PROBLEM DESCRIPTION » Output the lines that follow exactly as they are.

MATERIAL TO PROCESS »

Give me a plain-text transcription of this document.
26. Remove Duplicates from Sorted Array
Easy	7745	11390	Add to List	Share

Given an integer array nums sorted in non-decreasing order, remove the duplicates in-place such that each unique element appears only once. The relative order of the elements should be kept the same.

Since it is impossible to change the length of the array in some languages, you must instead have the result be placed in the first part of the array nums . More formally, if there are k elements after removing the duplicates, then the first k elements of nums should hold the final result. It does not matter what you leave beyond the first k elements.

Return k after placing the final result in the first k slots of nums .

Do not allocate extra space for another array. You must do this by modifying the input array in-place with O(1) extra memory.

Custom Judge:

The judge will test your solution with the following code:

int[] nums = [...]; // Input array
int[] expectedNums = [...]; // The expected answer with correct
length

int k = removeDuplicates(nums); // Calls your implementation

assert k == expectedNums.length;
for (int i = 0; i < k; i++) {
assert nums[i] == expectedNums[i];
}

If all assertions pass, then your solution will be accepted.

TASK OUTPUT »
Give me a plain-text transcription of this document.
26. Remove Duplicates from Sorted Array
Easy	7745	11390	Add to List	Share

Given an integer array nums sorted in non-decreasing order, remove the duplicates in-place such that each unique element appears only once. The relative order of the elements should be kept the same.

Since it is impossible to change the length of the array in some languages, you must instead have the result be placed in the first part of the array nums . More formally, if there are k elements after removing the duplicates, then the first k elements of nums should hold the final result. It does not matter what you leave beyond the first k elements.

Return k after placing the final result in the first k slots of nums .

Do not allocate extra space for another array. You must do this by modifying the input array in-place with O(1) extra memory.

Custom Judge:

The judge will test your solution with the following code:

int[] nums = [...]; // Input array
int[] expectedNums = [...]; // The expected answer with correct
length

int k = removeDuplicates(nums); // Calls your implementation

assert k == expectedNums.length;
for (int i = 0; i < k; i++) {
assert nums[i] == expectedNums[i];
}

If all assertions pass, then your solution will be accepted.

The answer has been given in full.